▶ Supplied records
--- START ---
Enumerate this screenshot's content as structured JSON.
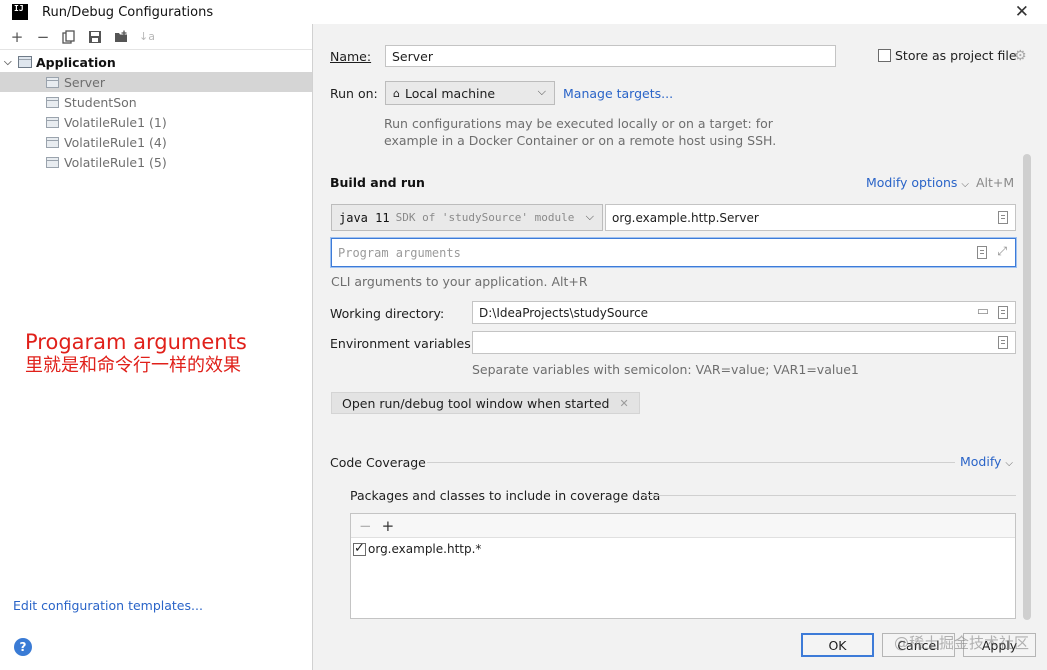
{
  "window": {
    "title": "Run/Debug Configurations",
    "close_glyph": "✕",
    "app_icon_text": "IJ"
  },
  "toolbar": {
    "add": "+",
    "remove": "−",
    "sort": "↓a"
  },
  "tree": {
    "group_label": "Application",
    "items": [
      "Server",
      "StudentSon",
      "VolatileRule1 (1)",
      "VolatileRule1 (4)",
      "VolatileRule1 (5)"
    ]
  },
  "annotation": {
    "line1": "Progaram arguments",
    "line2": "里就是和命令行一样的效果"
  },
  "left_footer": {
    "edit_templates": "Edit configuration templates...",
    "help": "?"
  },
  "form": {
    "name_label": "Name:",
    "name_value": "Server",
    "store_label": "Store as project file",
    "run_on_label": "Run on:",
    "run_on_value": "Local machine",
    "manage_targets": "Manage targets...",
    "run_on_hint_1": "Run configurations may be executed locally or on a target: for",
    "run_on_hint_2": "example in a Docker Container or on a remote host using SSH.",
    "build_run_title": "Build and run",
    "modify_options": "Modify options",
    "modify_shortcut": "Alt+M",
    "jdk_main": "java 11",
    "jdk_sub": "SDK of 'studySource' module",
    "main_class": "org.example.http.Server",
    "program_args_placeholder": "Program arguments",
    "cli_hint": "CLI arguments to your application. Alt+R",
    "workdir_label": "Working directory:",
    "workdir_value": "D:\\IdeaProjects\\studySource",
    "env_label": "Environment variables:",
    "env_value": "",
    "env_hint": "Separate variables with semicolon: VAR=value; VAR1=value1",
    "open_tool_window": "Open run/debug tool window when started",
    "code_coverage_title": "Code Coverage",
    "modify": "Modify",
    "coverage_desc": "Packages and classes to include in coverage data",
    "coverage_items": [
      "org.example.http.*"
    ]
  },
  "buttons": {
    "ok": "OK",
    "cancel": "Cancel",
    "apply": "Apply"
  },
  "watermark": "@稀土掘金技术社区"
}
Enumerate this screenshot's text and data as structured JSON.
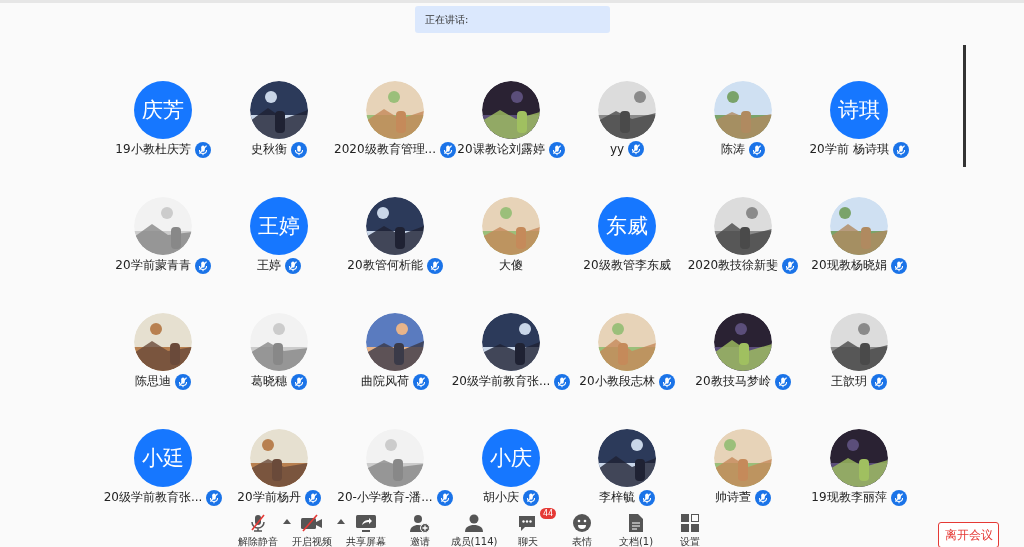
--- END ---
▶ Requirement
With the pictures left out, transcribe the material exactly.

▶ Solved problem
Enumerate this screenshot's content as structured JSON.
{
  "window": {
    "title": "Run/Debug Configurations",
    "close_glyph": "✕",
    "app_icon_text": "IJ"
  },
  "toolbar": {
    "add": "+",
    "remove": "−",
    "sort": "↓a"
  },
  "tree": {
    "group_label": "Application",
    "items": [
      "Server",
      "StudentSon",
      "VolatileRule1 (1)",
      "VolatileRule1 (4)",
      "VolatileRule1 (5)"
    ]
  },
  "annotation": {
    "line1": "Progaram arguments",
    "line2": "里就是和命令行一样的效果"
  },
  "left_footer": {
    "edit_templates": "Edit configuration templates...",
    "help": "?"
  },
  "form": {
    "name_label": "Name:",
    "name_value": "Server",
    "store_label": "Store as project file",
    "run_on_label": "Run on:",
    "run_on_value": "Local machine",
    "manage_targets": "Manage targets...",
    "run_on_hint_1": "Run configurations may be executed locally or on a target: for",
    "run_on_hint_2": "example in a Docker Container or on a remote host using SSH.",
    "build_run_title": "Build and run",
    "modify_options": "Modify options",
    "modify_shortcut": "Alt+M",
    "jdk_main": "java 11",
    "jdk_sub": "SDK of 'studySource' module",
    "main_class": "org.example.http.Server",
    "program_args_placeholder": "Program arguments",
    "cli_hint": "CLI arguments to your application. Alt+R",
    "workdir_label": "Working directory:",
    "workdir_value": "D:\\IdeaProjects\\studySource",
    "env_label": "Environment variables:",
    "env_value": "",
    "env_hint": "Separate variables with semicolon: VAR=value; VAR1=value1",
    "open_tool_window": "Open run/debug tool window when started",
    "code_coverage_title": "Code Coverage",
    "modify": "Modify",
    "coverage_desc": "Packages and classes to include in coverage data",
    "coverage_items": [
      "org.example.http.*"
    ]
  },
  "buttons": {
    "ok": "OK",
    "cancel": "Cancel",
    "apply": "Apply"
  },
  "watermark": "@稀土掘金技术社区"
}
Enumerate this screenshot's text and data as structured JSON.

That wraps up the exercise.